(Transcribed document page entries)
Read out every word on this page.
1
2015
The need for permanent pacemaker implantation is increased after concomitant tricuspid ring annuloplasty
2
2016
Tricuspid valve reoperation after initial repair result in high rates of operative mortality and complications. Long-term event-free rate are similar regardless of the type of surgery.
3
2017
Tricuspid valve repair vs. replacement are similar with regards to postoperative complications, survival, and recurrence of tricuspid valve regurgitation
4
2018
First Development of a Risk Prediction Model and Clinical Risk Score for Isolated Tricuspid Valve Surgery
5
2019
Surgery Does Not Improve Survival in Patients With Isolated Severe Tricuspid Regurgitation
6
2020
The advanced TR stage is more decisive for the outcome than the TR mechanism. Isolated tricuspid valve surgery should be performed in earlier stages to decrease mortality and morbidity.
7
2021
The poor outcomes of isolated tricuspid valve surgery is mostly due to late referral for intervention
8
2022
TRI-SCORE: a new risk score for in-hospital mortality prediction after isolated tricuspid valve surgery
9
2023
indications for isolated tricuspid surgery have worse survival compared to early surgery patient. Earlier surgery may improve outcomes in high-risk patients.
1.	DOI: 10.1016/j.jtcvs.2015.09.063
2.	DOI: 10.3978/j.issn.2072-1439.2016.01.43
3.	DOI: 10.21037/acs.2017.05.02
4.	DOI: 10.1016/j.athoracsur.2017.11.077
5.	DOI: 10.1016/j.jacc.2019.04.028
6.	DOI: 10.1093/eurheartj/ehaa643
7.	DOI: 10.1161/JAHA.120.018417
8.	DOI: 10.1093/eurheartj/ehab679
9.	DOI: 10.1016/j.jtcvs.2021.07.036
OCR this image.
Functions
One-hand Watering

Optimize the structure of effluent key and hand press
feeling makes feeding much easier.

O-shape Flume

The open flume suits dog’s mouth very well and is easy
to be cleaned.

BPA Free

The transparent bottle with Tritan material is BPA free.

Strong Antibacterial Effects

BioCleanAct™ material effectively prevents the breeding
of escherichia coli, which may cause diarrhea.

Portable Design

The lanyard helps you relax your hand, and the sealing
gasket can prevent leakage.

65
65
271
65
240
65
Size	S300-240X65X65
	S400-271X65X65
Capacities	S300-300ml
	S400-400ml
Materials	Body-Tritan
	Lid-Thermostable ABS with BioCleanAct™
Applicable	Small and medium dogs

*What to work on*
Once more, write out all the data above exactly as given.

*Answer for this exercise*
Read out every word on this page.
1
2015
The need for permanent pacemaker implantation is increased after concomitant tricuspid ring annuloplasty
2
2016
Tricuspid valve reoperation after initial repair result in high rates of operative mortality and complications. Long-term event-free rate are similar regardless of the type of surgery.
3
2017
Tricuspid valve repair vs. replacement are similar with regards to postoperative complications, survival, and recurrence of tricuspid valve regurgitation
4
2018
First Development of a Risk Prediction Model and Clinical Risk Score for Isolated Tricuspid Valve Surgery
5
2019
Surgery Does Not Improve Survival in Patients With Isolated Severe Tricuspid Regurgitation
6
2020
The advanced TR stage is more decisive for the outcome than the TR mechanism. Isolated tricuspid valve surgery should be performed in earlier stages to decrease mortality and morbidity.
7
2021
The poor outcomes of isolated tricuspid valve surgery is mostly due to late referral for intervention
8
2022
TRI-SCORE: a new risk score for in-hospital mortality prediction after isolated tricuspid valve surgery
9
2023
indications for isolated tricuspid surgery have worse survival compared to early surgery patient. Earlier surgery may improve outcomes in high-risk patients.
1.	DOI: 10.1016/j.jtcvs.2015.09.063
2.	DOI: 10.3978/j.issn.2072-1439.2016.01.43
3.	DOI: 10.21037/acs.2017.05.02
4.	DOI: 10.1016/j.athoracsur.2017.11.077
5.	DOI: 10.1016/j.jacc.2019.04.028
6.	DOI: 10.1093/eurheartj/ehaa643
7.	DOI: 10.1161/JAHA.120.018417
8.	DOI: 10.1093/eurheartj/ehab679
9.	DOI: 10.1016/j.jtcvs.2021.07.036
OCR this image.
Functions
One-hand Watering

Optimize the structure of effluent key and hand press
feeling makes feeding much easier.

O-shape Flume

The open flume suits dog’s mouth very well and is easy
to be cleaned.

BPA Free

The transparent bottle with Tritan material is BPA free.

Strong Antibacterial Effects

BioCleanAct™ material effectively prevents the breeding
of escherichia coli, which may cause diarrhea.

Portable Design

The lanyard helps you relax your hand, and the sealing
gasket can prevent leakage.

65
65
271
65
240
65
Size	S300-240X65X65
	S400-271X65X65
Capacities	S300-300ml
	S400-400ml
Materials	Body-Tritan
	Lid-Thermostable ABS with BioCleanAct™
Applicable	Small and medium dogs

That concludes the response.